Can all of these lines be returned exactly?

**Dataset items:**
⟨
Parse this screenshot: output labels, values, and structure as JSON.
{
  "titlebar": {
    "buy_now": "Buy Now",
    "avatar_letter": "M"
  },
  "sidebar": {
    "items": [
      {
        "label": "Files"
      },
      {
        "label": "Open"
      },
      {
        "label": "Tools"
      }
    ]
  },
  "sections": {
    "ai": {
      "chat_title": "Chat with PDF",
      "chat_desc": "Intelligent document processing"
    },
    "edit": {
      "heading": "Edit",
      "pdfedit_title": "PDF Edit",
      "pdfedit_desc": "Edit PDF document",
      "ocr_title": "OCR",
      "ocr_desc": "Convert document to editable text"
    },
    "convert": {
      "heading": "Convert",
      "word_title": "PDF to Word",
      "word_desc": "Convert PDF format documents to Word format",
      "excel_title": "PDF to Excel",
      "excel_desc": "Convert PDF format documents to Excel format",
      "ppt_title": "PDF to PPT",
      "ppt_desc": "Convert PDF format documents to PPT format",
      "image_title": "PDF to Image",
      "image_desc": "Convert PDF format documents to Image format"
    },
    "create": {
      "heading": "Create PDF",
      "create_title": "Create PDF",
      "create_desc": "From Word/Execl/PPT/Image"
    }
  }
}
⟩
**Written answer:**
Parse this screenshot: output labels, values, and structure as JSON.
{
  "titlebar": {
    "buy_now": "Buy Now",
    "avatar_letter": "M"
  },
  "sidebar": {
    "items": [
      {
        "label": "Files"
      },
      {
        "label": "Open"
      },
      {
        "label": "Tools"
      }
    ]
  },
  "sections": {
    "ai": {
      "chat_title": "Chat with PDF",
      "chat_desc": "Intelligent document processing"
    },
    "edit": {
      "heading": "Edit",
      "pdfedit_title": "PDF Edit",
      "pdfedit_desc": "Edit PDF document",
      "ocr_title": "OCR",
      "ocr_desc": "Convert document to editable text"
    },
    "convert": {
      "heading": "Convert",
      "word_title": "PDF to Word",
      "word_desc": "Convert PDF format documents to Word format",
      "excel_title": "PDF to Excel",
      "excel_desc": "Convert PDF format documents to Excel format",
      "ppt_title": "PDF to PPT",
      "ppt_desc": "Convert PDF format documents to PPT format",
      "image_title": "PDF to Image",
      "image_desc": "Convert PDF format documents to Image format"
    },
    "create": {
      "heading": "Create PDF",
      "create_title": "Create PDF",
      "create_desc": "From Word/Execl/PPT/Image"
    }
  }
}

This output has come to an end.